-- EXERCISE --
Do not copy the pictures; transcribe all other material exactly.

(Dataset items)

____

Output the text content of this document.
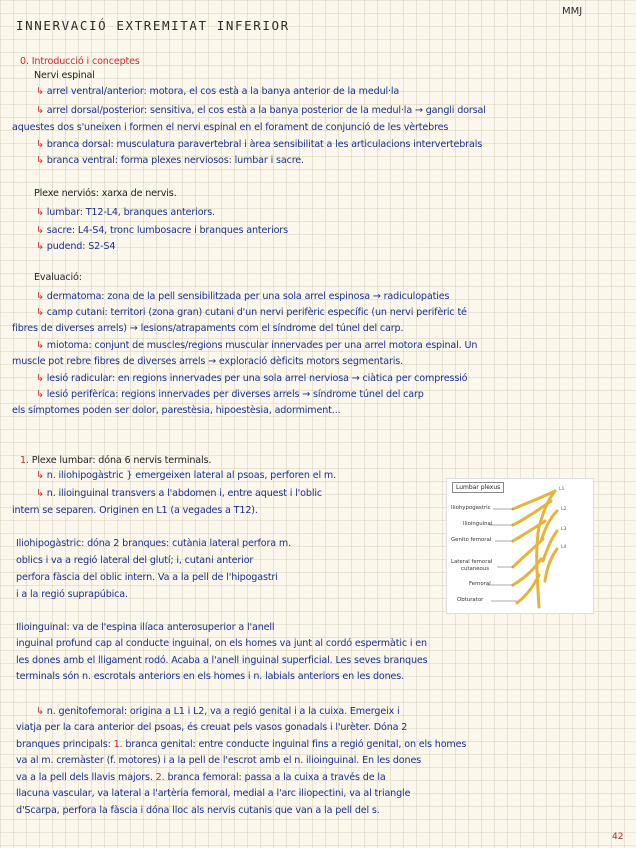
INNERVACIÓ EXTREMITAT INFERIOR
MMJ
0. Introducció i conceptes
Nervi espinal
↳ arrel ventral/anterior: motora, el cos està a la banya anterior de la medul·la
↳ arrel dorsal/posterior: sensitiva, el cos està a la banya posterior de la medul·la → gangli dorsal
aquestes dos s'uneixen i formen el nervi espinal en el forament de conjunció de les vèrtebres
↳ branca dorsal: musculatura paravertebral i àrea sensibilitat a les articulacions intervertebrals
↳ branca ventral: forma plexes nerviosos: lumbar i sacre.
Plexe nerviós: xarxa de nervis.
↳ lumbar: T12-L4, branques anteriors.
↳ sacre: L4-S4, tronc lumbosacre i branques anteriors
↳ pudend: S2-S4
Evaluació:
↳ dermatoma: zona de la pell sensibilitzada per una sola arrel espinosa → radiculopaties
↳ camp cutani: territori (zona gran) cutani d'un nervi perifèric específic (un nervi perifèric té
fibres de diverses arrels) → lesions/atrapaments com el síndrome del túnel del carp.
↳ miotoma: conjunt de muscles/regions muscular innervades per una arrel motora espinal. Un
muscle pot rebre fibres de diverses arrels → exploració dèficits motors segmentaris.
↳ lesió radicular: en regions innervades per una sola arrel nerviosa → ciàtica per compressió
↳ lesió perifèrica: regions innervades per diverses arrels → síndrome túnel del carp
els símptomes poden ser dolor, parestèsia, hipoestèsia, adormiment...
1. Plexe lumbar: dóna 6 nervis terminals.
↳ n. iliohipogàstric } emergeixen lateral al psoas, perforen el m.
↳ n. ilioinguinal transvers a l'abdomen i, entre aquest i l'oblic
intern se separen. Originen en L1 (a vegades a T12).
Iliohipogàstric: dóna 2 branques: cutània lateral perfora m.
oblics i va a regió lateral del glutí; i, cutani anterior
perfora fàscia del oblic intern. Va a la pell de l'hipogastri
i a la regió suprapúbica.
Ilioinguinal: va de l'espina ilíaca anterosuperior a l'anell
inguinal profund cap al conducte inguinal, on els homes va junt al cordó espermàtic i en
les dones amb el lligament rodó. Acaba a l'anell inguinal superficial. Les seves branques
terminals són n. escrotals anteriors en els homes i n. labials anteriors en les dones.
↳ n. genitofemoral: origina a L1 i L2, va a regió genital i a la cuixa. Emergeix i
viatja per la cara anterior del psoas, és creuat pels vasos gonadals i l'urèter. Dóna 2
branques principals: 1. branca genital: entre conducte inguinal fins a regió genital, on els homes
va al m. cremàster (f. motores) i a la pell de l'escrot amb el n. ilioinguinal. En les dones
va a la pell dels llavis majors. 2. branca femoral: passa a la cuixa a través de la
llacuna vascular, va lateral a l'artèria femoral, medial a l'arc iliopectini, va al triangle
d'Scarpa, perfora la fàscia i dóna lloc als nervis cutanis que van a la pell del s.
Lumbar plexus
Iliohypogastric
Ilioinguinal
Genito femoral
Lateral femoral
cutaneous
Femoral
Obturator
L1
L2
L3
L4
42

____

-- SOLUTION TO THIS TASK --
Output the text content of this document.
INNERVACIÓ EXTREMITAT INFERIOR
MMJ
0. Introducció i conceptes
Nervi espinal
↳ arrel ventral/anterior: motora, el cos està a la banya anterior de la medul·la
↳ arrel dorsal/posterior: sensitiva, el cos està a la banya posterior de la medul·la → gangli dorsal
aquestes dos s'uneixen i formen el nervi espinal en el forament de conjunció de les vèrtebres
↳ branca dorsal: musculatura paravertebral i àrea sensibilitat a les articulacions intervertebrals
↳ branca ventral: forma plexes nerviosos: lumbar i sacre.
Plexe nerviós: xarxa de nervis.
↳ lumbar: T12-L4, branques anteriors.
↳ sacre: L4-S4, tronc lumbosacre i branques anteriors
↳ pudend: S2-S4
Evaluació:
↳ dermatoma: zona de la pell sensibilitzada per una sola arrel espinosa → radiculopaties
↳ camp cutani: territori (zona gran) cutani d'un nervi perifèric específic (un nervi perifèric té
fibres de diverses arrels) → lesions/atrapaments com el síndrome del túnel del carp.
↳ miotoma: conjunt de muscles/regions muscular innervades per una arrel motora espinal. Un
muscle pot rebre fibres de diverses arrels → exploració dèficits motors segmentaris.
↳ lesió radicular: en regions innervades per una sola arrel nerviosa → ciàtica per compressió
↳ lesió perifèrica: regions innervades per diverses arrels → síndrome túnel del carp
els símptomes poden ser dolor, parestèsia, hipoestèsia, adormiment...
1. Plexe lumbar: dóna 6 nervis terminals.
↳ n. iliohipogàstric } emergeixen lateral al psoas, perforen el m.
↳ n. ilioinguinal transvers a l'abdomen i, entre aquest i l'oblic
intern se separen. Originen en L1 (a vegades a T12).
Iliohipogàstric: dóna 2 branques: cutània lateral perfora m.
oblics i va a regió lateral del glutí; i, cutani anterior
perfora fàscia del oblic intern. Va a la pell de l'hipogastri
i a la regió suprapúbica.
Ilioinguinal: va de l'espina ilíaca anterosuperior a l'anell
inguinal profund cap al conducte inguinal, on els homes va junt al cordó espermàtic i en
les dones amb el lligament rodó. Acaba a l'anell inguinal superficial. Les seves branques
terminals són n. escrotals anteriors en els homes i n. labials anteriors en les dones.
↳ n. genitofemoral: origina a L1 i L2, va a regió genital i a la cuixa. Emergeix i
viatja per la cara anterior del psoas, és creuat pels vasos gonadals i l'urèter. Dóna 2
branques principals: 1. branca genital: entre conducte inguinal fins a regió genital, on els homes
va al m. cremàster (f. motores) i a la pell de l'escrot amb el n. ilioinguinal. En les dones
va a la pell dels llavis majors. 2. branca femoral: passa a la cuixa a través de la
llacuna vascular, va lateral a l'artèria femoral, medial a l'arc iliopectini, va al triangle
d'Scarpa, perfora la fàscia i dóna lloc als nervis cutanis que van a la pell del s.
Lumbar plexus
Iliohypogastric
Ilioinguinal
Genito femoral
Lateral femoral
cutaneous
Femoral
Obturator
L1
L2
L3
L4
42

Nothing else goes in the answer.